[Records that describe figures]

---*---

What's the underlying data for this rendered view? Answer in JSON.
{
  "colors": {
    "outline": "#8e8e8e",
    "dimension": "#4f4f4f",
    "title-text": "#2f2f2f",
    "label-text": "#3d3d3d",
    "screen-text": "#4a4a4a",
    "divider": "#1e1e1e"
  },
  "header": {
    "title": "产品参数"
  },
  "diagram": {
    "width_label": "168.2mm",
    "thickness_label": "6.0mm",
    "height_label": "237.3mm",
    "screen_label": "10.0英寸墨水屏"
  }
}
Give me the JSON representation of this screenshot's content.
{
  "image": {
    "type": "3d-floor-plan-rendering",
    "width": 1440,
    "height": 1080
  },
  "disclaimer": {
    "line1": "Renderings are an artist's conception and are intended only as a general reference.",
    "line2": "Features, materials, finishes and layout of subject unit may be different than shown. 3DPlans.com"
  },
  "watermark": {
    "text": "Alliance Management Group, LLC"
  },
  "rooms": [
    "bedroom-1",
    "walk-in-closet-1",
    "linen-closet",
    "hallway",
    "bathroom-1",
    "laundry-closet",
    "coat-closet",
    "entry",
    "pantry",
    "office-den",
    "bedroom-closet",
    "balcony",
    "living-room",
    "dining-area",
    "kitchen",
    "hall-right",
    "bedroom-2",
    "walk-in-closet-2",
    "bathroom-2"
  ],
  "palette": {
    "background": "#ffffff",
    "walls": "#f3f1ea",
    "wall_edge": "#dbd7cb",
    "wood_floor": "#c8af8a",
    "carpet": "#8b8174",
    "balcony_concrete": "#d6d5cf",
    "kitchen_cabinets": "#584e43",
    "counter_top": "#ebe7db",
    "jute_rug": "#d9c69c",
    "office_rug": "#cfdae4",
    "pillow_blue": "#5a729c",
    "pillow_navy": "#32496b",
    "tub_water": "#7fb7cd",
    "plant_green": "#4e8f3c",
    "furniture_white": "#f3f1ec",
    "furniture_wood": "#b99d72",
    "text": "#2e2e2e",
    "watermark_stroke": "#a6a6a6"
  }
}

---*---

_SET EXERCISE_
Work out how many lines of the listing above include "this". Answer with the number and nothing more.

_TASK ANSWER_
2